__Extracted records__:
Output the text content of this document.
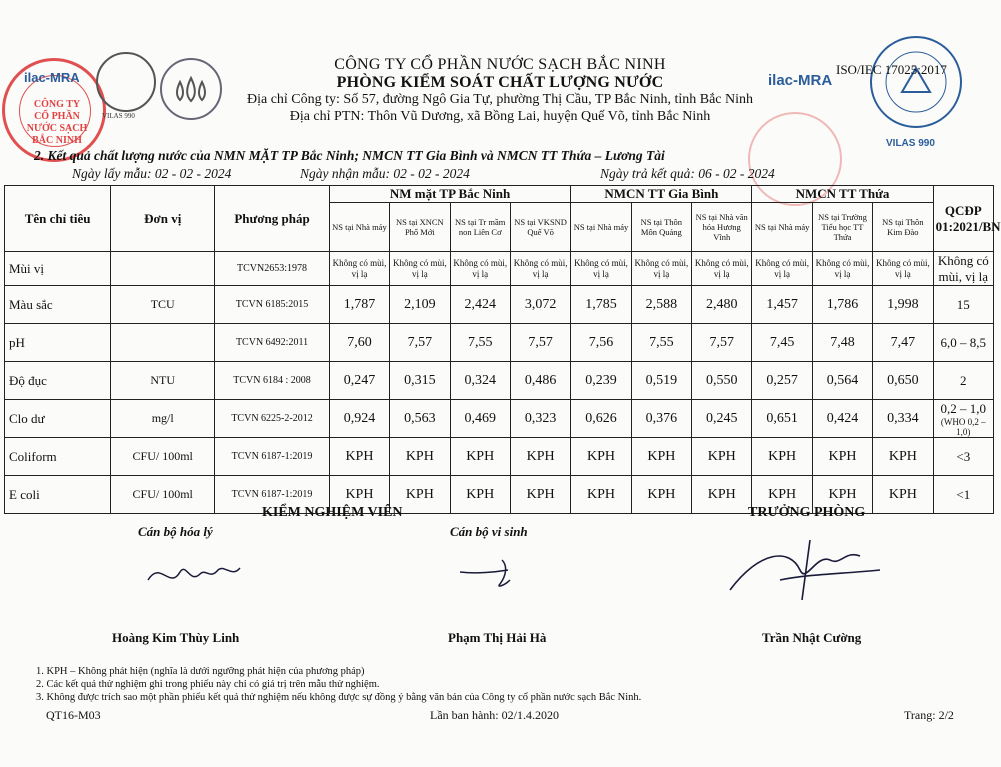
CÔNG TY
CỔ PHẦN
NƯỚC SẠCH
BẮC NINH
ilac-MRA
VILAS 990
ilac-MRA
VILAS 990
ISO/IEC 17025:2017
CÔNG TY CỔ PHẦN NƯỚC SẠCH BẮC NINH
PHÒNG KIỂM SOÁT CHẤT LƯỢNG NƯỚC
Địa chỉ Công ty: Số 57, đường Ngô Gia Tự, phường Thị Cầu, TP Bắc Ninh, tỉnh Bắc Ninh
Địa chỉ PTN: Thôn Vũ Dương, xã Bồng Lai, huyện Quế Võ, tỉnh Bắc Ninh
2. Kết quả chất lượng nước của NMN MẶT TP Bắc Ninh; NMCN TT Gia Bình và NMCN TT Thứa – Lương Tài
Ngày lấy mẫu: 02 - 02 - 2024	Ngày nhận mẫu: 02 - 02 - 2024	Ngày trả kết quả: 06 - 02 - 2024
Tên chỉ tiêu	Đơn vị	Phương pháp	NM mặt TP Bắc Ninh				NMCN TT Gia Bình			NMCN TT Thứa			QCĐP 01:2021/BN
			NS tại Nhà máy	NS tại XNCN Phố Mới	NS tại Tr mầm non Liên Cơ	NS tại VKSND Quế Võ	NS tại Nhà máy	NS tại Thôn Môn Quảng	NS tại Nhà văn hóa Hương Vĩnh	NS tại Nhà máy	NS tại Trường Tiểu học TT Thứa	NS tại Thôn Kim Đào	
Mùi vị		TCVN2653:1978	Không có mùi, vị lạ	Không có mùi, vị lạ	Không có mùi, vị lạ	Không có mùi, vị lạ	Không có mùi, vị lạ	Không có mùi, vị lạ	Không có mùi, vị lạ	Không có mùi, vị lạ	Không có mùi, vị lạ	Không có mùi, vị lạ	Không có mùi, vị lạ
Màu sắc	TCU	TCVN 6185:2015	1,787	2,109	2,424	3,072	1,785	2,588	2,480	1,457	1,786	1,998	15
pH		TCVN 6492:2011	7,60	7,57	7,55	7,57	7,56	7,55	7,57	7,45	7,48	7,47	6,0 – 8,5
Độ đục	NTU	TCVN 6184 : 2008	0,247	0,315	0,324	0,486	0,239	0,519	0,550	0,257	0,564	0,650	2
Clo dư	mg/l	TCVN 6225-2-2012	0,924	0,563	0,469	0,323	0,626	0,376	0,245	0,651	0,424	0,334	0,2 – 1,0
(WHO 0,2 – 1,0)

Coliform	CFU/ 100ml	TCVN 6187-1:2019	KPH	KPH	KPH	KPH	KPH	KPH	KPH	KPH	KPH	KPH	<3
E coli	CFU/ 100ml	TCVN 6187-1:2019	KPH	KPH	KPH	KPH	KPH	KPH	KPH	KPH	KPH	KPH	<1
KIỂM NGHIỆM VIÊN
Cán bộ hóa lý	Cán bộ vi sinh
TRƯỞNG PHÒNG
Hoàng Kim Thùy Linh	Phạm Thị Hải Hà	Trần Nhật Cường
1. KPH – Không phát hiện (nghĩa là dưới ngưỡng phát hiện của phương pháp)
2. Các kết quả thử nghiệm ghi trong phiếu này chỉ có giá trị trên mẫu thử nghiệm.
3. Không được trích sao một phần phiếu kết quả thử nghiệm nếu không được sự đồng ý bằng văn bản của Công ty cổ phần nước sạch Bắc Ninh.
QT16-M03	Lần ban hành: 02/1.4.2020	Trang: 2/2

__What the exercise asks__: Transcribe all the records above word for word, without their images.

__Result__:
Output the text content of this document.
CÔNG TY
CỔ PHẦN
NƯỚC SẠCH
BẮC NINH
ilac-MRA
VILAS 990
ilac-MRA
VILAS 990
ISO/IEC 17025:2017
CÔNG TY CỔ PHẦN NƯỚC SẠCH BẮC NINH
PHÒNG KIỂM SOÁT CHẤT LƯỢNG NƯỚC
Địa chỉ Công ty: Số 57, đường Ngô Gia Tự, phường Thị Cầu, TP Bắc Ninh, tỉnh Bắc Ninh
Địa chỉ PTN: Thôn Vũ Dương, xã Bồng Lai, huyện Quế Võ, tỉnh Bắc Ninh
2. Kết quả chất lượng nước của NMN MẶT TP Bắc Ninh; NMCN TT Gia Bình và NMCN TT Thứa – Lương Tài
Ngày lấy mẫu: 02 - 02 - 2024	Ngày nhận mẫu: 02 - 02 - 2024	Ngày trả kết quả: 06 - 02 - 2024
Tên chỉ tiêu	Đơn vị	Phương pháp	NM mặt TP Bắc Ninh				NMCN TT Gia Bình			NMCN TT Thứa			QCĐP 01:2021/BN
			NS tại Nhà máy	NS tại XNCN Phố Mới	NS tại Tr mầm non Liên Cơ	NS tại VKSND Quế Võ	NS tại Nhà máy	NS tại Thôn Môn Quảng	NS tại Nhà văn hóa Hương Vĩnh	NS tại Nhà máy	NS tại Trường Tiểu học TT Thứa	NS tại Thôn Kim Đào	
Mùi vị		TCVN2653:1978	Không có mùi, vị lạ	Không có mùi, vị lạ	Không có mùi, vị lạ	Không có mùi, vị lạ	Không có mùi, vị lạ	Không có mùi, vị lạ	Không có mùi, vị lạ	Không có mùi, vị lạ	Không có mùi, vị lạ	Không có mùi, vị lạ	Không có mùi, vị lạ
Màu sắc	TCU	TCVN 6185:2015	1,787	2,109	2,424	3,072	1,785	2,588	2,480	1,457	1,786	1,998	15
pH		TCVN 6492:2011	7,60	7,57	7,55	7,57	7,56	7,55	7,57	7,45	7,48	7,47	6,0 – 8,5
Độ đục	NTU	TCVN 6184 : 2008	0,247	0,315	0,324	0,486	0,239	0,519	0,550	0,257	0,564	0,650	2
Clo dư	mg/l	TCVN 6225-2-2012	0,924	0,563	0,469	0,323	0,626	0,376	0,245	0,651	0,424	0,334	0,2 – 1,0
(WHO 0,2 – 1,0)

Coliform	CFU/ 100ml	TCVN 6187-1:2019	KPH	KPH	KPH	KPH	KPH	KPH	KPH	KPH	KPH	KPH	<3
E coli	CFU/ 100ml	TCVN 6187-1:2019	KPH	KPH	KPH	KPH	KPH	KPH	KPH	KPH	KPH	KPH	<1
KIỂM NGHIỆM VIÊN
Cán bộ hóa lý	Cán bộ vi sinh
TRƯỞNG PHÒNG
Hoàng Kim Thùy Linh	Phạm Thị Hải Hà	Trần Nhật Cường
1. KPH – Không phát hiện (nghĩa là dưới ngưỡng phát hiện của phương pháp)
2. Các kết quả thử nghiệm ghi trong phiếu này chỉ có giá trị trên mẫu thử nghiệm.
3. Không được trích sao một phần phiếu kết quả thử nghiệm nếu không được sự đồng ý bằng văn bản của Công ty cổ phần nước sạch Bắc Ninh.
QT16-M03	Lần ban hành: 02/1.4.2020	Trang: 2/2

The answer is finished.